Start Input material
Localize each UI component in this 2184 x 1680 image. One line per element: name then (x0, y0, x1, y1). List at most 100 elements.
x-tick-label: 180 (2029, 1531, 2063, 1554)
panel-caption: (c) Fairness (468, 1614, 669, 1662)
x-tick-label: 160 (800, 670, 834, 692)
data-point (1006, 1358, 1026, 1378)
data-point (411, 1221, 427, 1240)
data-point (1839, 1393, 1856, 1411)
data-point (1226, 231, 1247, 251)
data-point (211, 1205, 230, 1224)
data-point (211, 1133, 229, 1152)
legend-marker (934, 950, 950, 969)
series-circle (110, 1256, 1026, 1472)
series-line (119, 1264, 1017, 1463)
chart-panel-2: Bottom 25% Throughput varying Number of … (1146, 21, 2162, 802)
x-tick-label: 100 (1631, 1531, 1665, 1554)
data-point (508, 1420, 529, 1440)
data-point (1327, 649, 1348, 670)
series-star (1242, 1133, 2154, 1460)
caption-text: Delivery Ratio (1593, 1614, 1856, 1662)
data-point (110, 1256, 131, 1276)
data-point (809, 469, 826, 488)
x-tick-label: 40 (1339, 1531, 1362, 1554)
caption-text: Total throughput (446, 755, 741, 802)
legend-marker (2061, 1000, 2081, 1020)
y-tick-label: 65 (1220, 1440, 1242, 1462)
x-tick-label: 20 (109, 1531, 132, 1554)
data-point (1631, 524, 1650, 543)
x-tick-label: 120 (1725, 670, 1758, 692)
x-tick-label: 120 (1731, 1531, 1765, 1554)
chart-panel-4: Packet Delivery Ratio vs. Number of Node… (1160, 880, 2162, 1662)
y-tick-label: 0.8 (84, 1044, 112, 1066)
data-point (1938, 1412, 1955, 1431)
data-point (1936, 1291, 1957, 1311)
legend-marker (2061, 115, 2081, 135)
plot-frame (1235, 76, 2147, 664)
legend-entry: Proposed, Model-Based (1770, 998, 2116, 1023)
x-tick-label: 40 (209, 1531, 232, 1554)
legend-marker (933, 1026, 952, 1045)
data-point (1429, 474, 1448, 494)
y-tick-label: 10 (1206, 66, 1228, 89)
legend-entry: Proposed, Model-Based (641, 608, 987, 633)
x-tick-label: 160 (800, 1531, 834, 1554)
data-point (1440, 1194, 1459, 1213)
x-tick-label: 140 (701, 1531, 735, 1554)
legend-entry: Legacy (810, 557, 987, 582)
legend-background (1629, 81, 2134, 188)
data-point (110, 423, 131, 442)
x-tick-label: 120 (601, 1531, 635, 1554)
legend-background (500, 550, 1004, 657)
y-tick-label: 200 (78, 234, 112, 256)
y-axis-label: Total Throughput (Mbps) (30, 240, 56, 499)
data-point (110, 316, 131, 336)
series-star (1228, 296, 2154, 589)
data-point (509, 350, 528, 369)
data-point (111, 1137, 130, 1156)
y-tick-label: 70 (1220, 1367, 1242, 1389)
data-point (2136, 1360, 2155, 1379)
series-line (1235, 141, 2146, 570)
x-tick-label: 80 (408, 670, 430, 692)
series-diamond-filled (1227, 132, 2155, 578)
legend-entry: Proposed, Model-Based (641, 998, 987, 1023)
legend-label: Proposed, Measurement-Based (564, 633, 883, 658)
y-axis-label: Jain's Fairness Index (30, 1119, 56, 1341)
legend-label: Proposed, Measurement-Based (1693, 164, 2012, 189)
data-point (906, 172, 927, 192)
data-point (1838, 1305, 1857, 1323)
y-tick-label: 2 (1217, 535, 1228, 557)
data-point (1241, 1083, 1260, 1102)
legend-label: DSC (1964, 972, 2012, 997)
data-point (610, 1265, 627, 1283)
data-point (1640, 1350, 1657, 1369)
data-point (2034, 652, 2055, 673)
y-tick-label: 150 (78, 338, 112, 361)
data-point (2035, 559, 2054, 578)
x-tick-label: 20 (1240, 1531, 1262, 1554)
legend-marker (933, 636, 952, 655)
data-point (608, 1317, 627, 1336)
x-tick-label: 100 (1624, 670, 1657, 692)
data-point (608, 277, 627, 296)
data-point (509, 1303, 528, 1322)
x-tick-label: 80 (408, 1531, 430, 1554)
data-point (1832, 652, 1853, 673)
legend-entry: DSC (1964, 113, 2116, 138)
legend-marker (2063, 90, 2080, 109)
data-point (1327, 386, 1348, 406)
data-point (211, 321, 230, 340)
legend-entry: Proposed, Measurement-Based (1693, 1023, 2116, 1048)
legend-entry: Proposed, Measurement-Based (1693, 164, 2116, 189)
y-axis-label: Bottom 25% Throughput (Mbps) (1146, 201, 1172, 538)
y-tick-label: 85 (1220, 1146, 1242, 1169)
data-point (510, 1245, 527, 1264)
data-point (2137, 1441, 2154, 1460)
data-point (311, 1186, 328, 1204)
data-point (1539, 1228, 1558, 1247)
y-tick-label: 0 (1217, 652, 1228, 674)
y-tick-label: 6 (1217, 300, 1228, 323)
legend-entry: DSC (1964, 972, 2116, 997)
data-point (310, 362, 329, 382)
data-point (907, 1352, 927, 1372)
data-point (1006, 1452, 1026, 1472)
End Input material
Start Input material
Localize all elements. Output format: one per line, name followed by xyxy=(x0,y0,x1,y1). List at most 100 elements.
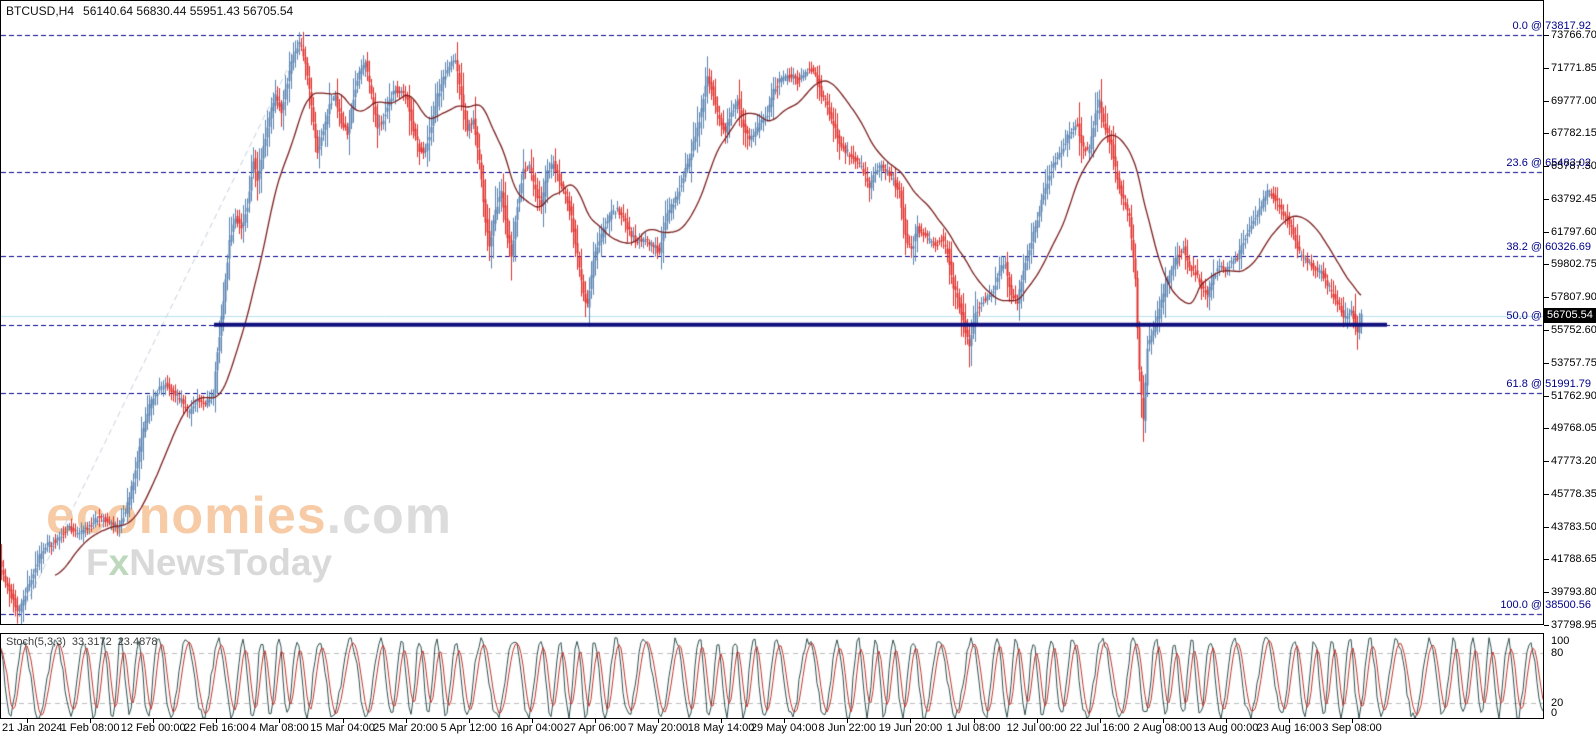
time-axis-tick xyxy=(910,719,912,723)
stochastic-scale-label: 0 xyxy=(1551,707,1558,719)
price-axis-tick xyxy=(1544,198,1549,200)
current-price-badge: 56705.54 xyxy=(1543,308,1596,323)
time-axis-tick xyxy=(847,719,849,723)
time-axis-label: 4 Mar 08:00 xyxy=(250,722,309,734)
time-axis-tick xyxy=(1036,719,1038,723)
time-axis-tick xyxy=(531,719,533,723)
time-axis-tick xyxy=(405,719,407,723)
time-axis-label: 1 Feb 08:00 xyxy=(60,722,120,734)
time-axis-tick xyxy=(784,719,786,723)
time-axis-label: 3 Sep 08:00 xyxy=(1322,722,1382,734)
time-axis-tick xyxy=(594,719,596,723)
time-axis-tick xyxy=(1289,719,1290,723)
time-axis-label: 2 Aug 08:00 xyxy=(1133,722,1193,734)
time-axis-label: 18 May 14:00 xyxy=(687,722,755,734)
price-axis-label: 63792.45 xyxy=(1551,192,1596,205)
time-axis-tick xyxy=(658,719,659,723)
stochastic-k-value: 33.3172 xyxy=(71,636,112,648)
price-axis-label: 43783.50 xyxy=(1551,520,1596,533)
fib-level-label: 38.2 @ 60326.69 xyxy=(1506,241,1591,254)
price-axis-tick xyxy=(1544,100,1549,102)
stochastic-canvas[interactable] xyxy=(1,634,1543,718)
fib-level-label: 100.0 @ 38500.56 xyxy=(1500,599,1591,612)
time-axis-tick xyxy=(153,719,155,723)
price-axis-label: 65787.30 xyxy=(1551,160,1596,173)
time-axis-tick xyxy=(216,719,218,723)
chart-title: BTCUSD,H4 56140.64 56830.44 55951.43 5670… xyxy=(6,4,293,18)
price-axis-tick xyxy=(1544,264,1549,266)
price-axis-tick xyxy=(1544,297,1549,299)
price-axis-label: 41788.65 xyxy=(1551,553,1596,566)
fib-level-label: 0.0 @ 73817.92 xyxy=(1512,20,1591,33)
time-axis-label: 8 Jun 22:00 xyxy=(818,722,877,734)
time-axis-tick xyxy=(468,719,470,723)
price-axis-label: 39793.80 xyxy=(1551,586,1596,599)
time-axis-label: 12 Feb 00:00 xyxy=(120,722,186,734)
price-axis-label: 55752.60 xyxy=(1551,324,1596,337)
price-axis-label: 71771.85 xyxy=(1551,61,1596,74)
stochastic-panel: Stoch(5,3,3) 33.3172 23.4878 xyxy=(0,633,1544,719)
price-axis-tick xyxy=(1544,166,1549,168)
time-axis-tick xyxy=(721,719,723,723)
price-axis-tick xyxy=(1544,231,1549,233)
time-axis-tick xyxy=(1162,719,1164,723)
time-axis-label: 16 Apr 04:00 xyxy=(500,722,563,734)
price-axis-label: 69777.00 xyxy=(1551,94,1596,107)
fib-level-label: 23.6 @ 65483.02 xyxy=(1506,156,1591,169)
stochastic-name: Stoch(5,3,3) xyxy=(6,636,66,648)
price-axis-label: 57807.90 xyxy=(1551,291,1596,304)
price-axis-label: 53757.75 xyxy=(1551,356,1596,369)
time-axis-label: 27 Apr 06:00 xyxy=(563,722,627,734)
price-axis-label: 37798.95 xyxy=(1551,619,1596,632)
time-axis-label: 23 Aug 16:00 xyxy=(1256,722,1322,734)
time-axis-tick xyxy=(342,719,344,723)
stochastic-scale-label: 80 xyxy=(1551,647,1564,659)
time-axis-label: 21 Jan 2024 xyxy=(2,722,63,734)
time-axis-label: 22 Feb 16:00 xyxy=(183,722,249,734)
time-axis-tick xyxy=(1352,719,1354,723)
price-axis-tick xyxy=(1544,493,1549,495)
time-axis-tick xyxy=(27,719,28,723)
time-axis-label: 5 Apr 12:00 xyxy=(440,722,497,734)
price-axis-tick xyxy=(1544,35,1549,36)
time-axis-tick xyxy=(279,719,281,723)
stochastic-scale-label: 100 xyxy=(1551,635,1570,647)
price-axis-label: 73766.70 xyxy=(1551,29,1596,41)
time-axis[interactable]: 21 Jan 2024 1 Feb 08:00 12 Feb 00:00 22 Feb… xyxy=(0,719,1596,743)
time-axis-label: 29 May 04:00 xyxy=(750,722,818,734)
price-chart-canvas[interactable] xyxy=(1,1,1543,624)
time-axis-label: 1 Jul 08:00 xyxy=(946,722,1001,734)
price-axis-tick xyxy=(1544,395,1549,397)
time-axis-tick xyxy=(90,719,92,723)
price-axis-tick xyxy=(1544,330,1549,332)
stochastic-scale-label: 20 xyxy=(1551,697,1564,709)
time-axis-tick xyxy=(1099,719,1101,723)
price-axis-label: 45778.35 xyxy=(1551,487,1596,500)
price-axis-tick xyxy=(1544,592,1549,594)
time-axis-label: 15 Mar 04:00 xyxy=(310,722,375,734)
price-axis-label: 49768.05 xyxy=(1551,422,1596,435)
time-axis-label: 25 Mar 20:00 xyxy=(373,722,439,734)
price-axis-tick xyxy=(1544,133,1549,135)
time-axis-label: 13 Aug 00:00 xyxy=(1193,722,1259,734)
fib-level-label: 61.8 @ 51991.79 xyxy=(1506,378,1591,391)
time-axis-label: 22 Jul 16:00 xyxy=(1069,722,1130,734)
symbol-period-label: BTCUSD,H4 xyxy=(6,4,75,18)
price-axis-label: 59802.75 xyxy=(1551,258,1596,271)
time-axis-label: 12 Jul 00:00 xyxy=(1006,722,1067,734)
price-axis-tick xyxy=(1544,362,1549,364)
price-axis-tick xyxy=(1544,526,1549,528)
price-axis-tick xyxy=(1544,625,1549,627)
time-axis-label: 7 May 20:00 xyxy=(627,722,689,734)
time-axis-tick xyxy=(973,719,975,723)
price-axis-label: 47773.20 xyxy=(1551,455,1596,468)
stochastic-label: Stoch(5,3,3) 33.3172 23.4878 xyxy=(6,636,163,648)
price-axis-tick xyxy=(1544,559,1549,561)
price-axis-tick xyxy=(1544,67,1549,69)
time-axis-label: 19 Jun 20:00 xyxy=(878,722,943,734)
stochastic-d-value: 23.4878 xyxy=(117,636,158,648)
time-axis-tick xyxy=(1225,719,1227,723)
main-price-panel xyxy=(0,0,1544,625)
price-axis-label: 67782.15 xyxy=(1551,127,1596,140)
End Input material
Problem requirements:
Quote verbatim the records from the line containing "Localize each UI" through the line containing "y-tick-label: 200 (78, 234, 112, 256)", including both of those lines.

Written response:
Localize each UI component in this 2184 x 1680 image. One line per element: name then (x0, y0, x1, y1). List at most 100 elements.
x-tick-label: 180 (2029, 1531, 2063, 1554)
panel-caption: (c) Fairness (468, 1614, 669, 1662)
x-tick-label: 160 (800, 670, 834, 692)
data-point (1006, 1358, 1026, 1378)
data-point (411, 1221, 427, 1240)
data-point (1839, 1393, 1856, 1411)
data-point (1226, 231, 1247, 251)
data-point (211, 1205, 230, 1224)
data-point (211, 1133, 229, 1152)
legend-marker (934, 950, 950, 969)
series-circle (110, 1256, 1026, 1472)
series-line (119, 1264, 1017, 1463)
chart-panel-2: Bottom 25% Throughput varying Number of … (1146, 21, 2162, 802)
x-tick-label: 100 (1631, 1531, 1665, 1554)
data-point (508, 1420, 529, 1440)
data-point (1327, 649, 1348, 670)
series-star (1242, 1133, 2154, 1460)
caption-text: Delivery Ratio (1593, 1614, 1856, 1662)
data-point (110, 1256, 131, 1276)
data-point (809, 469, 826, 488)
x-tick-label: 40 (1339, 1531, 1362, 1554)
caption-text: Total throughput (446, 755, 741, 802)
legend-marker (2061, 1000, 2081, 1020)
y-tick-label: 65 (1220, 1440, 1242, 1462)
x-tick-label: 20 (109, 1531, 132, 1554)
data-point (1631, 524, 1650, 543)
x-tick-label: 120 (1725, 670, 1758, 692)
x-tick-label: 120 (1731, 1531, 1765, 1554)
chart-panel-4: Packet Delivery Ratio vs. Number of Node… (1160, 880, 2162, 1662)
y-tick-label: 0.8 (84, 1044, 112, 1066)
data-point (1938, 1412, 1955, 1431)
data-point (1936, 1291, 1957, 1311)
legend-marker (2061, 115, 2081, 135)
plot-frame (1235, 76, 2147, 664)
legend-entry: Proposed, Model-Based (1770, 998, 2116, 1023)
x-tick-label: 40 (209, 1531, 232, 1554)
legend-marker (933, 1026, 952, 1045)
data-point (1429, 474, 1448, 494)
y-tick-label: 10 (1206, 66, 1228, 89)
legend-entry: Proposed, Model-Based (641, 608, 987, 633)
x-tick-label: 160 (800, 1531, 834, 1554)
data-point (1440, 1194, 1459, 1213)
x-tick-label: 140 (701, 1531, 735, 1554)
legend-entry: Legacy (810, 557, 987, 582)
legend-background (1629, 81, 2134, 188)
data-point (110, 423, 131, 442)
x-tick-label: 120 (601, 1531, 635, 1554)
legend-background (500, 550, 1004, 657)
y-tick-label: 200 (78, 234, 112, 256)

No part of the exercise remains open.